• WORK INSTRUCTIONS:
Can you write out every line of the records below word for word, leaving out the pictures?

• Boxed element records:
^^^^
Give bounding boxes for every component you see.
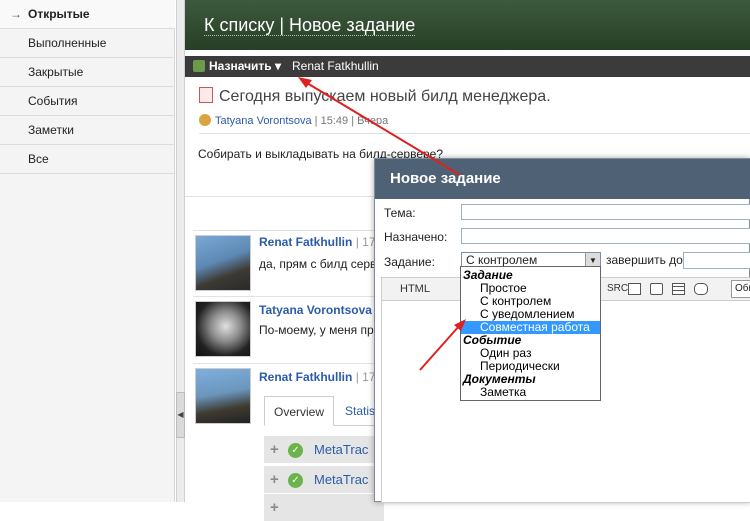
avatar	[195, 368, 251, 424]
topic-label: Тема:	[384, 206, 416, 220]
task-icon	[199, 87, 213, 103]
topic-input[interactable]	[461, 204, 750, 220]
list-item-label[interactable]: MetaTrac	[314, 472, 368, 487]
task-title: Сегодня выпускаем новый билд менеджера.	[199, 87, 551, 106]
image-icon[interactable]	[628, 283, 641, 295]
back-to-list-link[interactable]: К списку | Новое задание	[204, 15, 416, 36]
list-item[interactable]: +	[264, 494, 384, 522]
assignee-name: Renat Fatkhullin	[292, 59, 379, 73]
sidebar-item-done[interactable]: Выполненные	[0, 29, 175, 58]
user-icon	[199, 114, 211, 126]
sidebar-item-events[interactable]: События	[0, 87, 175, 116]
task-type-label: Задание:	[384, 255, 435, 269]
task-meta: Tatyana Vorontsova | 15:49 | Вчера	[199, 114, 388, 127]
list-item[interactable]: + ✓ MetaTrac	[264, 466, 384, 494]
page-header: К списку | Новое задание	[185, 0, 750, 50]
assigned-label: Назначено:	[384, 230, 448, 244]
tab-overview[interactable]: Overview	[264, 396, 335, 426]
comment-text: По-моему, у меня пра	[259, 323, 381, 337]
comment-author[interactable]: Renat Fatkhullin | 17	[259, 235, 376, 249]
due-label: завершить до	[606, 253, 683, 267]
due-date-input[interactable]	[683, 252, 750, 269]
assign-label: Назначить	[209, 59, 272, 73]
video-icon[interactable]	[650, 283, 663, 295]
src-button[interactable]: SRC	[607, 283, 628, 294]
format-select[interactable]: Обыч	[731, 280, 750, 298]
sidebar-item-open[interactable]: → Открытые	[0, 0, 175, 29]
divider	[199, 133, 750, 134]
task-type-dropdown: Задание Простое С контролем С уведомлени…	[460, 266, 601, 401]
html-button[interactable]: HTML	[400, 283, 430, 295]
plus-icon[interactable]: +	[270, 500, 279, 515]
dialog-title[interactable]: Новое задание	[375, 159, 750, 199]
sidebar-item-label: Открытые	[28, 7, 90, 21]
check-icon: ✓	[288, 473, 303, 488]
task-time: 15:49	[320, 115, 349, 127]
list-item-label[interactable]: MetaTrac	[314, 442, 368, 457]
check-icon: ✓	[288, 443, 303, 458]
user-icon	[193, 60, 205, 72]
assign-button[interactable]: Назначить ▾	[193, 56, 281, 77]
link-icon[interactable]	[694, 283, 708, 295]
avatar	[195, 235, 251, 291]
sidebar-item-closed[interactable]: Закрытые	[0, 58, 175, 87]
collapse-icon[interactable]: ◀	[176, 392, 185, 438]
task-title-text: Сегодня выпускаем новый билд менеджера.	[219, 88, 551, 105]
sidebar-item-notes[interactable]: Заметки	[0, 116, 175, 145]
comment-text: да, прям с билд серве	[259, 257, 383, 271]
comment-author[interactable]: Renat Fatkhullin | 17	[259, 370, 376, 384]
sidebar: → Открытые Выполненные Закрытые События З…	[0, 0, 175, 502]
task-date: Вчера	[357, 115, 389, 127]
avatar	[195, 301, 251, 357]
assigned-input[interactable]	[461, 228, 750, 244]
comment-author[interactable]: Tatyana Vorontsova |	[259, 303, 378, 317]
plus-icon[interactable]: +	[270, 442, 279, 457]
dropdown-option[interactable]: Заметка	[461, 386, 600, 399]
author-link[interactable]: Tatyana Vorontsova	[215, 115, 312, 127]
list-item[interactable]: + ✓ MetaTrac	[264, 436, 384, 464]
sidebar-item-all[interactable]: Все	[0, 145, 175, 174]
chevron-down-icon: ▾	[275, 59, 282, 73]
tab-bar: Overview Statis	[264, 396, 384, 426]
plus-icon[interactable]: +	[270, 472, 279, 487]
table-icon[interactable]	[672, 283, 685, 295]
task-toolbar: Назначить ▾ Renat Fatkhullin	[185, 56, 750, 77]
arrow-right-icon: →	[10, 7, 22, 21]
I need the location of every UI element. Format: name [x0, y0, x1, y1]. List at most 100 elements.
^^^^
• EXPECTED OUTPUT:
Give bounding boxes for every component you see.
avatar	[195, 368, 251, 424]
topic-label: Тема:	[384, 206, 416, 220]
task-icon	[199, 87, 213, 103]
topic-input[interactable]	[461, 204, 750, 220]
list-item-label[interactable]: MetaTrac	[314, 472, 368, 487]
task-title: Сегодня выпускаем новый билд менеджера.	[199, 87, 551, 106]
image-icon[interactable]	[628, 283, 641, 295]
back-to-list-link[interactable]: К списку | Новое задание	[204, 15, 416, 36]
list-item[interactable]: +	[264, 494, 384, 522]
assignee-name: Renat Fatkhullin	[292, 59, 379, 73]
sidebar-item-done[interactable]: Выполненные	[0, 29, 175, 58]
user-icon	[199, 114, 211, 126]
sidebar-item-events[interactable]: События	[0, 87, 175, 116]
task-type-label: Задание:	[384, 255, 435, 269]
task-meta: Tatyana Vorontsova | 15:49 | Вчера	[199, 114, 388, 127]
list-item[interactable]: + ✓ MetaTrac	[264, 466, 384, 494]
page-header: К списку | Новое задание	[185, 0, 750, 50]
assigned-label: Назначено:	[384, 230, 448, 244]
tab-overview[interactable]: Overview	[264, 396, 335, 426]
comment-text: По-моему, у меня пра	[259, 323, 381, 337]
comment-author[interactable]: Renat Fatkhullin | 17	[259, 235, 376, 249]
due-label: завершить до	[606, 253, 683, 267]
due-date-input[interactable]	[683, 252, 750, 269]
assign-label: Назначить	[209, 59, 272, 73]
video-icon[interactable]	[650, 283, 663, 295]
src-button[interactable]: SRC	[607, 283, 628, 294]
format-select[interactable]: Обыч	[731, 280, 750, 298]
sidebar-item-open[interactable]: → Открытые	[0, 0, 175, 29]
divider	[199, 133, 750, 134]
task-type-dropdown: Задание Простое С контролем С уведомлени…	[460, 266, 601, 401]
html-button[interactable]: HTML	[400, 283, 430, 295]
plus-icon[interactable]: +	[270, 500, 279, 515]
dialog-title[interactable]: Новое задание	[375, 159, 750, 199]
sidebar-item-label: Открытые	[28, 7, 90, 21]
check-icon: ✓	[288, 473, 303, 488]
task-time: 15:49	[320, 115, 349, 127]
list-item-label[interactable]: MetaTrac	[314, 442, 368, 457]
check-icon: ✓	[288, 443, 303, 458]
user-icon	[193, 60, 205, 72]
assign-button[interactable]: Назначить ▾	[193, 56, 281, 77]
link-icon[interactable]	[694, 283, 708, 295]
avatar	[195, 235, 251, 291]
sidebar-item-closed[interactable]: Закрытые	[0, 58, 175, 87]
collapse-icon[interactable]: ◀	[176, 392, 185, 438]
task-title-text: Сегодня выпускаем новый билд менеджера.	[219, 88, 551, 105]
sidebar-item-notes[interactable]: Заметки	[0, 116, 175, 145]
comment-text: да, прям с билд серве	[259, 257, 383, 271]
comment-author[interactable]: Renat Fatkhullin | 17	[259, 370, 376, 384]
sidebar: → Открытые Выполненные Закрытые События З…	[0, 0, 175, 502]
task-date: Вчера	[357, 115, 389, 127]
avatar	[195, 301, 251, 357]
assigned-input[interactable]	[461, 228, 750, 244]
comment-author[interactable]: Tatyana Vorontsova |	[259, 303, 378, 317]
plus-icon[interactable]: +	[270, 442, 279, 457]
dropdown-option[interactable]: Заметка	[461, 386, 600, 399]
author-link[interactable]: Tatyana Vorontsova	[215, 115, 312, 127]
list-item[interactable]: + ✓ MetaTrac	[264, 436, 384, 464]
sidebar-item-all[interactable]: Все	[0, 145, 175, 174]
chevron-down-icon: ▾	[275, 59, 282, 73]
tab-bar: Overview Statis	[264, 396, 384, 426]
plus-icon[interactable]: +	[270, 472, 279, 487]
table-icon[interactable]	[672, 283, 685, 295]
task-toolbar: Назначить ▾ Renat Fatkhullin	[185, 56, 750, 77]
arrow-right-icon: →	[10, 7, 22, 21]
I need the location of every UI element. Format: name [x0, y0, x1, y1]. List at most 100 elements.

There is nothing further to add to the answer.